= Task to complete =
Repeat the material below exactly, with no pictures.

──────── Records for this exercise

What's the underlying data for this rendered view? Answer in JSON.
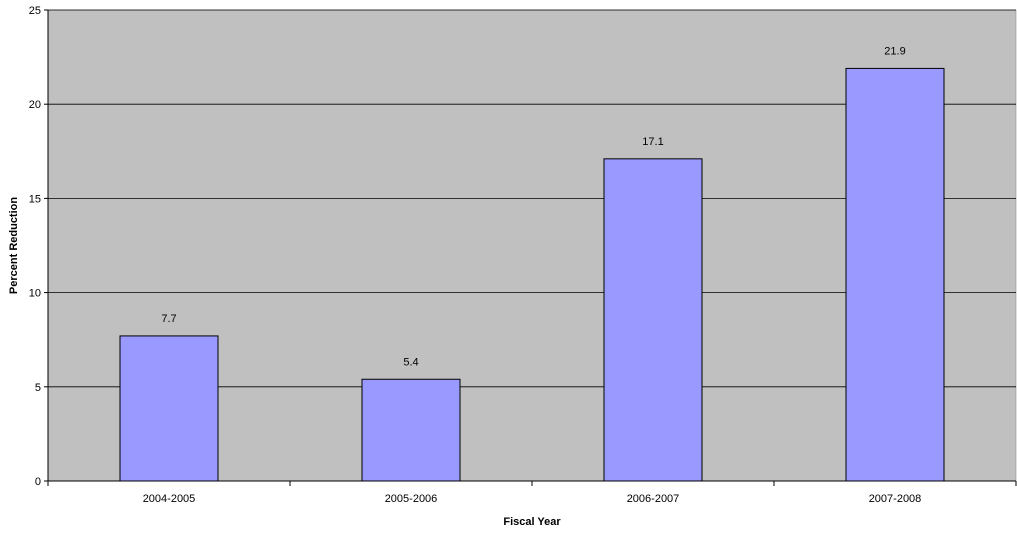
{
  "chart_data": {
    "type": "bar",
    "categories": [
      "2004-2005",
      "2005-2006",
      "2006-2007",
      "2007-2008"
    ],
    "values": [
      7.7,
      5.4,
      17.1,
      21.9
    ],
    "data_labels": [
      "7.7",
      "5.4",
      "17.1",
      "21.9"
    ],
    "title": "",
    "xlabel": "Fiscal Year",
    "ylabel": "Percent Reduction",
    "ylim": [
      0,
      25
    ],
    "yticks": [
      0,
      5,
      10,
      15,
      20,
      25
    ],
    "ytick_labels": [
      "0",
      "5",
      "10",
      "15",
      "20",
      "25"
    ],
    "grid": true,
    "legend": false,
    "colors": {
      "plot_background": "#c0c0c0",
      "bar_fill": "#9999ff",
      "bar_stroke": "#000000",
      "gridline": "#000000"
    }
  }
}
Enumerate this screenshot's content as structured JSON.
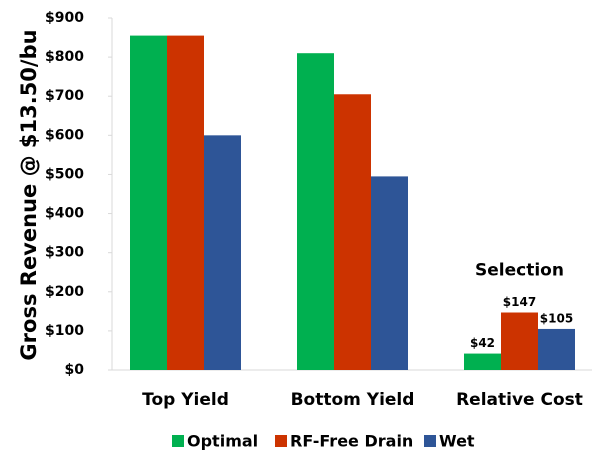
{
  "chart_data": {
    "type": "bar",
    "y_label": "Gross Revenue @ $13.50/bu",
    "annotation": "Selection",
    "categories": [
      "Top Yield",
      "Bottom Yield",
      "Relative Cost"
    ],
    "series": [
      {
        "name": "Optimal",
        "color": "#00b050",
        "values": [
          855,
          810,
          42
        ],
        "value_labels": [
          null,
          null,
          "$42"
        ]
      },
      {
        "name": "RF-Free Drain",
        "color": "#cc3300",
        "values": [
          855,
          705,
          147
        ],
        "value_labels": [
          null,
          null,
          "$147"
        ]
      },
      {
        "name": "Wet",
        "color": "#2e5597",
        "values": [
          600,
          495,
          105
        ],
        "value_labels": [
          null,
          null,
          "$105"
        ]
      }
    ],
    "ylim": [
      0,
      900
    ],
    "yticks": [
      {
        "value": 0,
        "label": "$0"
      },
      {
        "value": 100,
        "label": "$100"
      },
      {
        "value": 200,
        "label": "$200"
      },
      {
        "value": 300,
        "label": "$300"
      },
      {
        "value": 400,
        "label": "$400"
      },
      {
        "value": 500,
        "label": "$500"
      },
      {
        "value": 600,
        "label": "$600"
      },
      {
        "value": 700,
        "label": "$700"
      },
      {
        "value": 800,
        "label": "$800"
      },
      {
        "value": 900,
        "label": "$900"
      }
    ],
    "grid": false,
    "legend": "bottom"
  }
}
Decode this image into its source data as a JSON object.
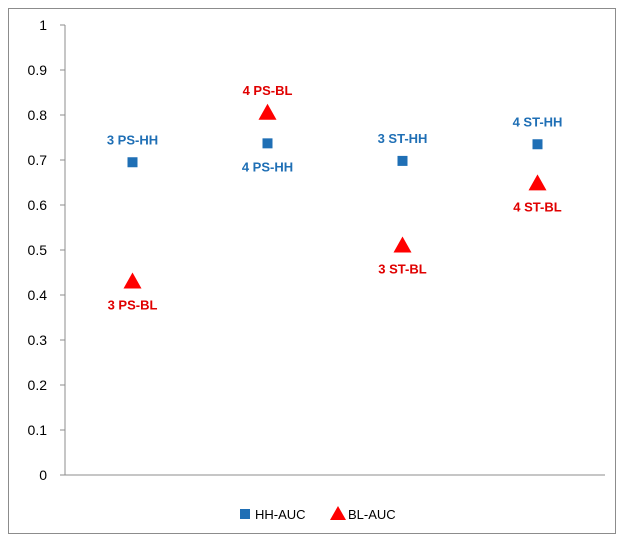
{
  "chart_data": {
    "type": "scatter",
    "title": "",
    "xlabel": "",
    "ylabel": "",
    "ylim": [
      0,
      1
    ],
    "yticks": [
      "0",
      "0.1",
      "0.2",
      "0.3",
      "0.4",
      "0.5",
      "0.6",
      "0.7",
      "0.8",
      "0.9",
      "1"
    ],
    "grid": false,
    "legend_position": "bottom",
    "series": [
      {
        "name": "HH-AUC",
        "marker": "square",
        "color": "#1f6fb5",
        "label_color": "#1f6fb5",
        "points": [
          {
            "x": 1,
            "y": 0.695,
            "label": "3 PS-HH",
            "label_side": "above"
          },
          {
            "x": 2,
            "y": 0.737,
            "label": "4 PS-HH",
            "label_side": "below"
          },
          {
            "x": 3,
            "y": 0.698,
            "label": "3 ST-HH",
            "label_side": "above"
          },
          {
            "x": 4,
            "y": 0.735,
            "label": "4 ST-HH",
            "label_side": "above"
          }
        ]
      },
      {
        "name": "BL-AUC",
        "marker": "triangle",
        "color": "#ff0000",
        "label_color": "#e00000",
        "points": [
          {
            "x": 1,
            "y": 0.43,
            "label": "3 PS-BL",
            "label_side": "below"
          },
          {
            "x": 2,
            "y": 0.805,
            "label": "4 PS-BL",
            "label_side": "above"
          },
          {
            "x": 3,
            "y": 0.51,
            "label": "3 ST-BL",
            "label_side": "below"
          },
          {
            "x": 4,
            "y": 0.648,
            "label": "4 ST-BL",
            "label_side": "below"
          }
        ]
      }
    ]
  }
}
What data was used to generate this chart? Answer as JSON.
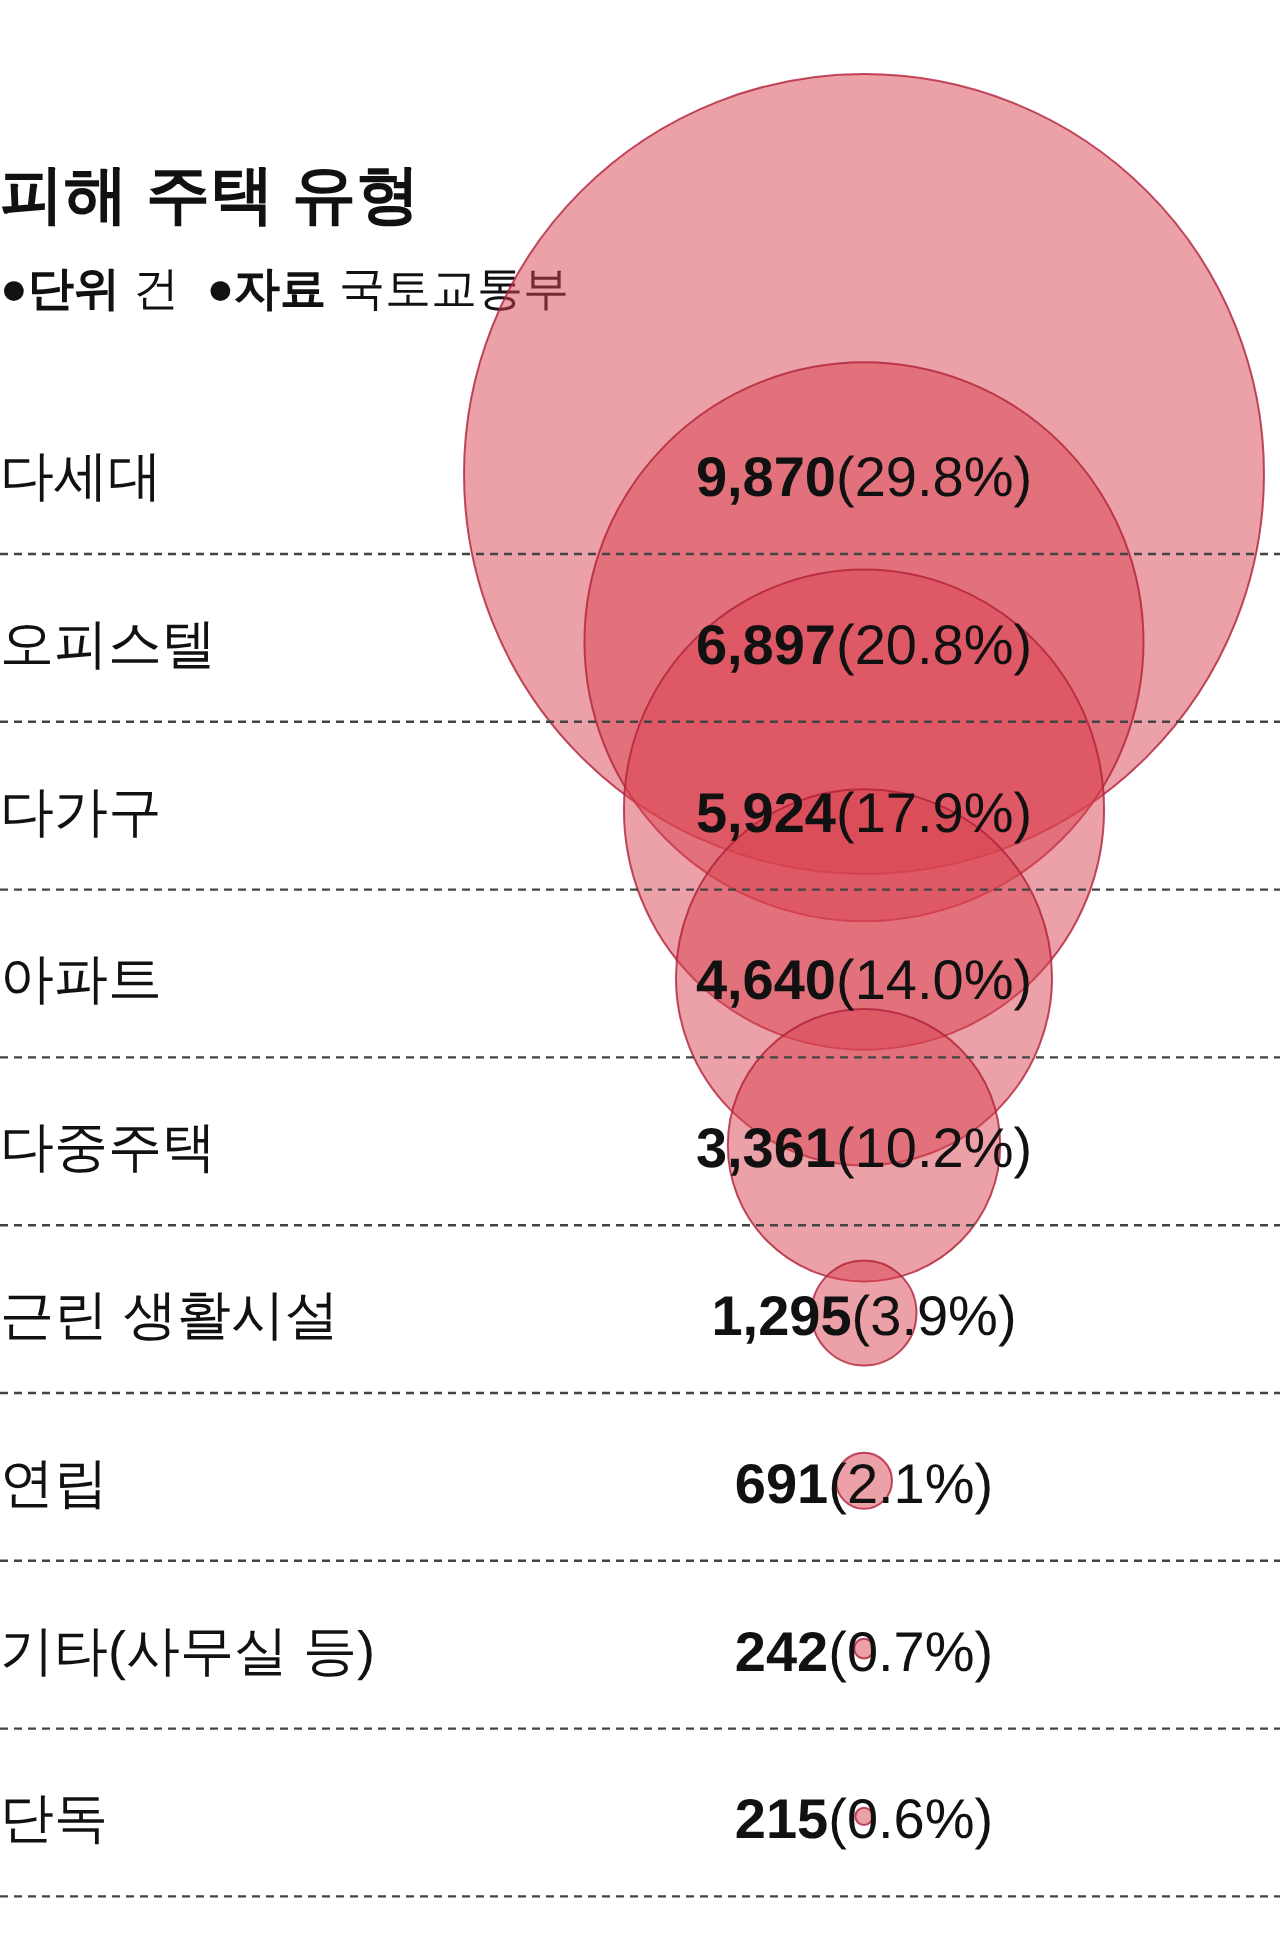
{
  "chart_data": {
    "type": "other",
    "title": "피해 주택 유형",
    "subtitle": "●단위 건  ●자료 국토교통부",
    "categories": [
      "다세대",
      "오피스텔",
      "다가구",
      "아파트",
      "다중주택",
      "근린 생활시설",
      "연립",
      "기타(사무실 등)",
      "단독"
    ],
    "values": [
      9870,
      6897,
      5924,
      4640,
      3361,
      1295,
      691,
      242,
      215
    ],
    "value_labels": [
      "9,870(29.8%)",
      "6,897(20.8%)",
      "5,924(17.9%)",
      "4,640(14.0%)",
      "3,361(10.2%)",
      "1,295(3.9%)",
      "691(2.1%)",
      "242(0.7%)",
      "215(0.6%)"
    ],
    "color": "#d9414f"
  }
}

────────────────

= Task output =
What's the underlying data for this rendered view? Answer in JSON.
{
  "chart_data": {
    "type": "bar",
    "categories": [
      "2004-2005",
      "2005-2006",
      "2006-2007",
      "2007-2008"
    ],
    "values": [
      7.7,
      5.4,
      17.1,
      21.9
    ],
    "data_labels": [
      "7.7",
      "5.4",
      "17.1",
      "21.9"
    ],
    "title": "",
    "xlabel": "Fiscal Year",
    "ylabel": "Percent Reduction",
    "ylim": [
      0,
      25
    ],
    "yticks": [
      0,
      5,
      10,
      15,
      20,
      25
    ],
    "ytick_labels": [
      "0",
      "5",
      "10",
      "15",
      "20",
      "25"
    ],
    "grid": true,
    "legend": false,
    "colors": {
      "plot_background": "#c0c0c0",
      "bar_fill": "#9999ff",
      "bar_stroke": "#000000",
      "gridline": "#000000"
    }
  }
}
Enumerate this screenshot's content as structured JSON.
{
  "chart_data": {
    "type": "bar",
    "y_label": "Gross Revenue @ $13.50/bu",
    "annotation": "Selection",
    "categories": [
      "Top Yield",
      "Bottom Yield",
      "Relative Cost"
    ],
    "series": [
      {
        "name": "Optimal",
        "color": "#00b050",
        "values": [
          855,
          810,
          42
        ],
        "value_labels": [
          null,
          null,
          "$42"
        ]
      },
      {
        "name": "RF-Free Drain",
        "color": "#cc3300",
        "values": [
          855,
          705,
          147
        ],
        "value_labels": [
          null,
          null,
          "$147"
        ]
      },
      {
        "name": "Wet",
        "color": "#2e5597",
        "values": [
          600,
          495,
          105
        ],
        "value_labels": [
          null,
          null,
          "$105"
        ]
      }
    ],
    "ylim": [
      0,
      900
    ],
    "yticks": [
      {
        "value": 0,
        "label": "$0"
      },
      {
        "value": 100,
        "label": "$100"
      },
      {
        "value": 200,
        "label": "$200"
      },
      {
        "value": 300,
        "label": "$300"
      },
      {
        "value": 400,
        "label": "$400"
      },
      {
        "value": 500,
        "label": "$500"
      },
      {
        "value": 600,
        "label": "$600"
      },
      {
        "value": 700,
        "label": "$700"
      },
      {
        "value": 800,
        "label": "$800"
      },
      {
        "value": 900,
        "label": "$900"
      }
    ],
    "grid": false,
    "legend": "bottom"
  }
}
Decode this image into its source data as a JSON object.
{
  "chart_data": {
    "type": "scatter",
    "title": "",
    "xlabel": "",
    "ylabel": "",
    "ylim": [
      0,
      1
    ],
    "yticks": [
      "0",
      "0.1",
      "0.2",
      "0.3",
      "0.4",
      "0.5",
      "0.6",
      "0.7",
      "0.8",
      "0.9",
      "1"
    ],
    "grid": false,
    "legend_position": "bottom",
    "series": [
      {
        "name": "HH-AUC",
        "marker": "square",
        "color": "#1f6fb5",
        "label_color": "#1f6fb5",
        "points": [
          {
            "x": 1,
            "y": 0.695,
            "label": "3 PS-HH",
            "label_side": "above"
          },
          {
            "x": 2,
            "y": 0.737,
            "label": "4 PS-HH",
            "label_side": "below"
          },
          {
            "x": 3,
            "y": 0.698,
            "label": "3 ST-HH",
            "label_side": "above"
          },
          {
            "x": 4,
            "y": 0.735,
            "label": "4 ST-HH",
            "label_side": "above"
          }
        ]
      },
      {
        "name": "BL-AUC",
        "marker": "triangle",
        "color": "#ff0000",
        "label_color": "#e00000",
        "points": [
          {
            "x": 1,
            "y": 0.43,
            "label": "3 PS-BL",
            "label_side": "below"
          },
          {
            "x": 2,
            "y": 0.805,
            "label": "4 PS-BL",
            "label_side": "above"
          },
          {
            "x": 3,
            "y": 0.51,
            "label": "3 ST-BL",
            "label_side": "below"
          },
          {
            "x": 4,
            "y": 0.648,
            "label": "4 ST-BL",
            "label_side": "below"
          }
        ]
      }
    ]
  }
}
What data was used to generate this chart? Answer as JSON.
{
  "chart_data": {
    "type": "other",
    "title": "피해 주택 유형",
    "subtitle": "●단위 건  ●자료 국토교통부",
    "categories": [
      "다세대",
      "오피스텔",
      "다가구",
      "아파트",
      "다중주택",
      "근린 생활시설",
      "연립",
      "기타(사무실 등)",
      "단독"
    ],
    "values": [
      9870,
      6897,
      5924,
      4640,
      3361,
      1295,
      691,
      242,
      215
    ],
    "value_labels": [
      "9,870(29.8%)",
      "6,897(20.8%)",
      "5,924(17.9%)",
      "4,640(14.0%)",
      "3,361(10.2%)",
      "1,295(3.9%)",
      "691(2.1%)",
      "242(0.7%)",
      "215(0.6%)"
    ],
    "color": "#d9414f"
  }
}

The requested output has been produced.